What you should do: Repeat the records in full and exactly, omitting pictures.

_ _ _ _ _ _ _

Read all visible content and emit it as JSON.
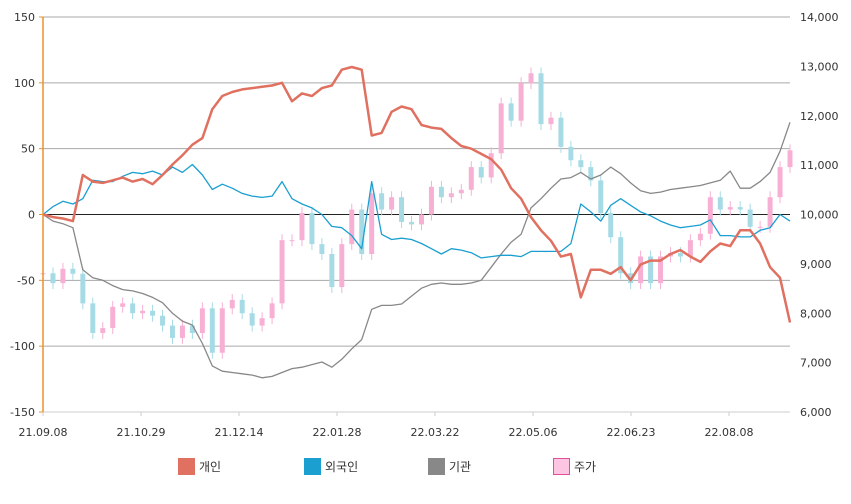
{
  "chart_data": {
    "type": "line",
    "x_tick_labels": [
      "21.09.08",
      "21.10.29",
      "21.12.14",
      "22.01.28",
      "22.03.22",
      "22.05.06",
      "22.06.23",
      "22.08.08"
    ],
    "left_axis": {
      "ylim": [
        -150,
        150
      ],
      "ticks": [
        -150,
        -100,
        -50,
        0,
        50,
        100,
        150
      ]
    },
    "right_axis": {
      "ylim": [
        6000,
        14000
      ],
      "ticks": [
        "6,000",
        "7,000",
        "8,000",
        "9,000",
        "10,000",
        "11,000",
        "12,000",
        "13,000",
        "14,000"
      ]
    },
    "grid": true,
    "legend_position": "bottom",
    "series": [
      {
        "name": "개인",
        "color": "#e07060",
        "axis": "left",
        "values": [
          0,
          -2,
          -3,
          -5,
          30,
          25,
          24,
          26,
          28,
          25,
          27,
          23,
          30,
          38,
          45,
          53,
          58,
          80,
          90,
          93,
          95,
          96,
          97,
          98,
          100,
          86,
          92,
          90,
          96,
          98,
          110,
          112,
          110,
          60,
          62,
          78,
          82,
          80,
          68,
          66,
          65,
          58,
          52,
          50,
          46,
          42,
          34,
          20,
          12,
          -2,
          -12,
          -20,
          -32,
          -30,
          -63,
          -42,
          -42,
          -45,
          -40,
          -50,
          -38,
          -35,
          -35,
          -30,
          -27,
          -32,
          -36,
          -28,
          -22,
          -24,
          -12,
          -12,
          -22,
          -40,
          -48,
          -82
        ]
      },
      {
        "name": "외국인",
        "color": "#1a9fd0",
        "axis": "left",
        "values": [
          0,
          6,
          10,
          8,
          12,
          26,
          25,
          25,
          29,
          32,
          31,
          33,
          30,
          36,
          32,
          38,
          30,
          19,
          23,
          20,
          16,
          14,
          13,
          14,
          25,
          12,
          8,
          5,
          0,
          -9,
          -10,
          -16,
          -26,
          25,
          -15,
          -19,
          -18,
          -19,
          -22,
          -26,
          -30,
          -26,
          -27,
          -29,
          -33,
          -32,
          -31,
          -31,
          -32,
          -28,
          -28,
          -28,
          -28,
          -22,
          8,
          2,
          -5,
          7,
          12,
          7,
          2,
          -1,
          -5,
          -8,
          -10,
          -9,
          -8,
          -4,
          -16,
          -16,
          -17,
          -17,
          -12,
          -10,
          0,
          -5
        ]
      },
      {
        "name": "기관",
        "color": "#888888",
        "axis": "left",
        "values": [
          0,
          -5,
          -7,
          -10,
          -42,
          -48,
          -50,
          -54,
          -57,
          -58,
          -60,
          -63,
          -67,
          -75,
          -81,
          -84,
          -98,
          -115,
          -119,
          -120,
          -121,
          -122,
          -124,
          -123,
          -120,
          -117,
          -116,
          -114,
          -112,
          -116,
          -110,
          -102,
          -95,
          -72,
          -69,
          -69,
          -68,
          -62,
          -56,
          -53,
          -52,
          -53,
          -53,
          -52,
          -50,
          -40,
          -30,
          -21,
          -15,
          5,
          12,
          20,
          27,
          28,
          32,
          27,
          30,
          36,
          31,
          24,
          18,
          16,
          17,
          19,
          20,
          21,
          22,
          24,
          26,
          33,
          20,
          20,
          25,
          32,
          48,
          70
        ]
      },
      {
        "name": "주가",
        "type": "candlestick",
        "up_color": "#f7b0d4",
        "down_color": "#a6dbe6",
        "axis": "right",
        "close": [
          8810,
          8610,
          8900,
          8800,
          8200,
          7600,
          7700,
          8130,
          8200,
          8000,
          8050,
          7950,
          7750,
          7500,
          7750,
          7600,
          8100,
          7200,
          8100,
          8270,
          8000,
          7750,
          7900,
          8200,
          9480,
          9480,
          10030,
          9400,
          9200,
          8530,
          9400,
          10100,
          9200,
          10430,
          10100,
          10350,
          9850,
          9800,
          10000,
          10560,
          10350,
          10430,
          10500,
          10960,
          10750,
          11240,
          12250,
          11900,
          12660,
          12860,
          11830,
          11960,
          11370,
          11100,
          10960,
          10690,
          10030,
          9540,
          8810,
          8610,
          9150,
          8610,
          9150,
          9220,
          9150,
          9480,
          9610,
          10350,
          10100,
          10150,
          10100,
          9750,
          9750,
          10350,
          10960,
          11300
        ]
      }
    ]
  }
}
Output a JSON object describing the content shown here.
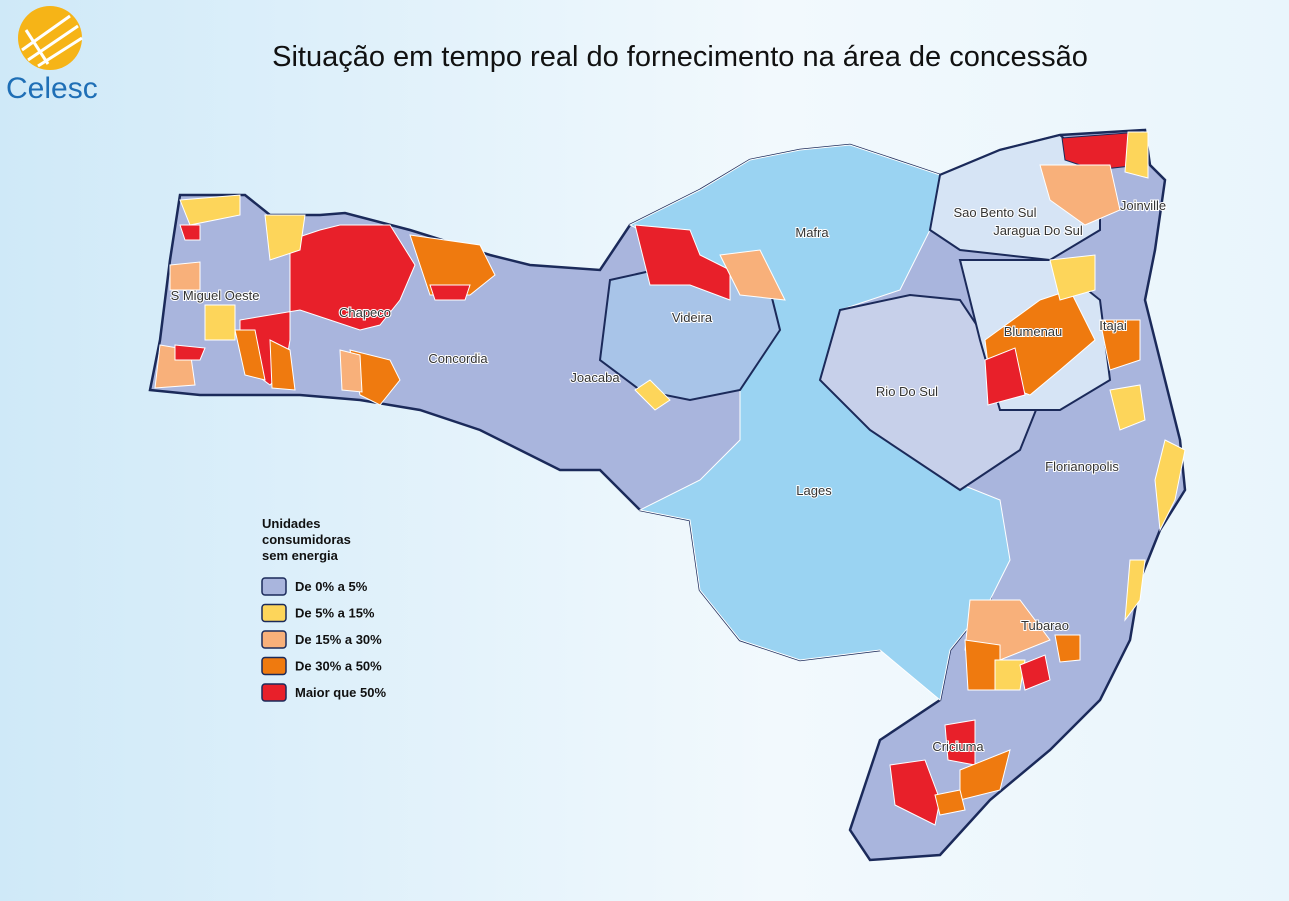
{
  "header": {
    "logo": "Celesc",
    "title": "Situação em tempo real do fornecimento na área de concessão"
  },
  "legend": {
    "title_lines": [
      "Unidades",
      "consumidoras",
      "sem energia"
    ],
    "items": [
      {
        "label": "De 0% a 5%",
        "color": "#a9b5dd"
      },
      {
        "label": "De 5% a 15%",
        "color": "#fdd55a"
      },
      {
        "label": "De 15% a 30%",
        "color": "#f8b07a"
      },
      {
        "label": "De 30% a 50%",
        "color": "#ef7a0f"
      },
      {
        "label": "Maior que 50%",
        "color": "#e8202a"
      }
    ]
  },
  "regions": [
    {
      "label": "S Miguel Oeste"
    },
    {
      "label": "Chapeco"
    },
    {
      "label": "Concordia"
    },
    {
      "label": "Joacaba"
    },
    {
      "label": "Videira"
    },
    {
      "label": "Mafra"
    },
    {
      "label": "Sao Bento Sul"
    },
    {
      "label": "Jaragua Do Sul"
    },
    {
      "label": "Joinville"
    },
    {
      "label": "Blumenau"
    },
    {
      "label": "Itajai"
    },
    {
      "label": "Rio Do Sul"
    },
    {
      "label": "Lages"
    },
    {
      "label": "Florianopolis"
    },
    {
      "label": "Tubarao"
    },
    {
      "label": "Criciuma"
    }
  ]
}
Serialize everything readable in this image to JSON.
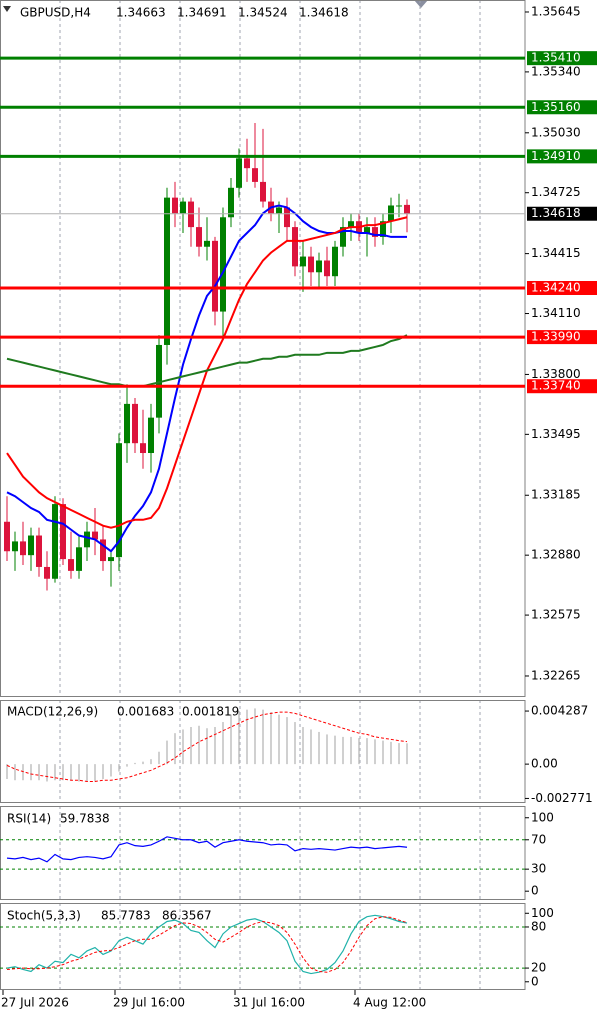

_ _ _ _ _ _ _

The solution:
Read all visible content and emit it as JSON.
{
  "chart_data": {
    "type": "line",
    "x_tick_labels": [
      "21.09.08",
      "21.10.29",
      "21.12.14",
      "22.01.28",
      "22.03.22",
      "22.05.06",
      "22.06.23",
      "22.08.08"
    ],
    "left_axis": {
      "ylim": [
        -150,
        150
      ],
      "ticks": [
        -150,
        -100,
        -50,
        0,
        50,
        100,
        150
      ]
    },
    "right_axis": {
      "ylim": [
        6000,
        14000
      ],
      "ticks": [
        "6,000",
        "7,000",
        "8,000",
        "9,000",
        "10,000",
        "11,000",
        "12,000",
        "13,000",
        "14,000"
      ]
    },
    "grid": true,
    "legend_position": "bottom",
    "series": [
      {
        "name": "개인",
        "color": "#e07060",
        "axis": "left",
        "values": [
          0,
          -2,
          -3,
          -5,
          30,
          25,
          24,
          26,
          28,
          25,
          27,
          23,
          30,
          38,
          45,
          53,
          58,
          80,
          90,
          93,
          95,
          96,
          97,
          98,
          100,
          86,
          92,
          90,
          96,
          98,
          110,
          112,
          110,
          60,
          62,
          78,
          82,
          80,
          68,
          66,
          65,
          58,
          52,
          50,
          46,
          42,
          34,
          20,
          12,
          -2,
          -12,
          -20,
          -32,
          -30,
          -63,
          -42,
          -42,
          -45,
          -40,
          -50,
          -38,
          -35,
          -35,
          -30,
          -27,
          -32,
          -36,
          -28,
          -22,
          -24,
          -12,
          -12,
          -22,
          -40,
          -48,
          -82
        ]
      },
      {
        "name": "외국인",
        "color": "#1a9fd0",
        "axis": "left",
        "values": [
          0,
          6,
          10,
          8,
          12,
          26,
          25,
          25,
          29,
          32,
          31,
          33,
          30,
          36,
          32,
          38,
          30,
          19,
          23,
          20,
          16,
          14,
          13,
          14,
          25,
          12,
          8,
          5,
          0,
          -9,
          -10,
          -16,
          -26,
          25,
          -15,
          -19,
          -18,
          -19,
          -22,
          -26,
          -30,
          -26,
          -27,
          -29,
          -33,
          -32,
          -31,
          -31,
          -32,
          -28,
          -28,
          -28,
          -28,
          -22,
          8,
          2,
          -5,
          7,
          12,
          7,
          2,
          -1,
          -5,
          -8,
          -10,
          -9,
          -8,
          -4,
          -16,
          -16,
          -17,
          -17,
          -12,
          -10,
          0,
          -5
        ]
      },
      {
        "name": "기관",
        "color": "#888888",
        "axis": "left",
        "values": [
          0,
          -5,
          -7,
          -10,
          -42,
          -48,
          -50,
          -54,
          -57,
          -58,
          -60,
          -63,
          -67,
          -75,
          -81,
          -84,
          -98,
          -115,
          -119,
          -120,
          -121,
          -122,
          -124,
          -123,
          -120,
          -117,
          -116,
          -114,
          -112,
          -116,
          -110,
          -102,
          -95,
          -72,
          -69,
          -69,
          -68,
          -62,
          -56,
          -53,
          -52,
          -53,
          -53,
          -52,
          -50,
          -40,
          -30,
          -21,
          -15,
          5,
          12,
          20,
          27,
          28,
          32,
          27,
          30,
          36,
          31,
          24,
          18,
          16,
          17,
          19,
          20,
          21,
          22,
          24,
          26,
          33,
          20,
          20,
          25,
          32,
          48,
          70
        ]
      },
      {
        "name": "주가",
        "type": "candlestick",
        "up_color": "#f7b0d4",
        "down_color": "#a6dbe6",
        "axis": "right",
        "close": [
          8810,
          8610,
          8900,
          8800,
          8200,
          7600,
          7700,
          8130,
          8200,
          8000,
          8050,
          7950,
          7750,
          7500,
          7750,
          7600,
          8100,
          7200,
          8100,
          8270,
          8000,
          7750,
          7900,
          8200,
          9480,
          9480,
          10030,
          9400,
          9200,
          8530,
          9400,
          10100,
          9200,
          10430,
          10100,
          10350,
          9850,
          9800,
          10000,
          10560,
          10350,
          10430,
          10500,
          10960,
          10750,
          11240,
          12250,
          11900,
          12660,
          12860,
          11830,
          11960,
          11370,
          11100,
          10960,
          10690,
          10030,
          9540,
          8810,
          8610,
          9150,
          8610,
          9150,
          9220,
          9150,
          9480,
          9610,
          10350,
          10100,
          10150,
          10100,
          9750,
          9750,
          10350,
          10960,
          11300
        ]
      }
    ]
  }
}
Output a JSON object describing the content shown here.
{
  "header": {
    "logo": "Celesc",
    "title": "Situação em tempo real do fornecimento na área de concessão"
  },
  "legend": {
    "title_lines": [
      "Unidades",
      "consumidoras",
      "sem energia"
    ],
    "items": [
      {
        "label": "De 0% a 5%",
        "color": "#a9b5dd"
      },
      {
        "label": "De 5% a 15%",
        "color": "#fdd55a"
      },
      {
        "label": "De 15% a 30%",
        "color": "#f8b07a"
      },
      {
        "label": "De 30% a 50%",
        "color": "#ef7a0f"
      },
      {
        "label": "Maior que 50%",
        "color": "#e8202a"
      }
    ]
  },
  "regions": [
    {
      "label": "S Miguel Oeste"
    },
    {
      "label": "Chapeco"
    },
    {
      "label": "Concordia"
    },
    {
      "label": "Joacaba"
    },
    {
      "label": "Videira"
    },
    {
      "label": "Mafra"
    },
    {
      "label": "Sao Bento Sul"
    },
    {
      "label": "Jaragua Do Sul"
    },
    {
      "label": "Joinville"
    },
    {
      "label": "Blumenau"
    },
    {
      "label": "Itajai"
    },
    {
      "label": "Rio Do Sul"
    },
    {
      "label": "Lages"
    },
    {
      "label": "Florianopolis"
    },
    {
      "label": "Tubarao"
    },
    {
      "label": "Criciuma"
    }
  ]
}
Serialize everything readable in this image to JSON.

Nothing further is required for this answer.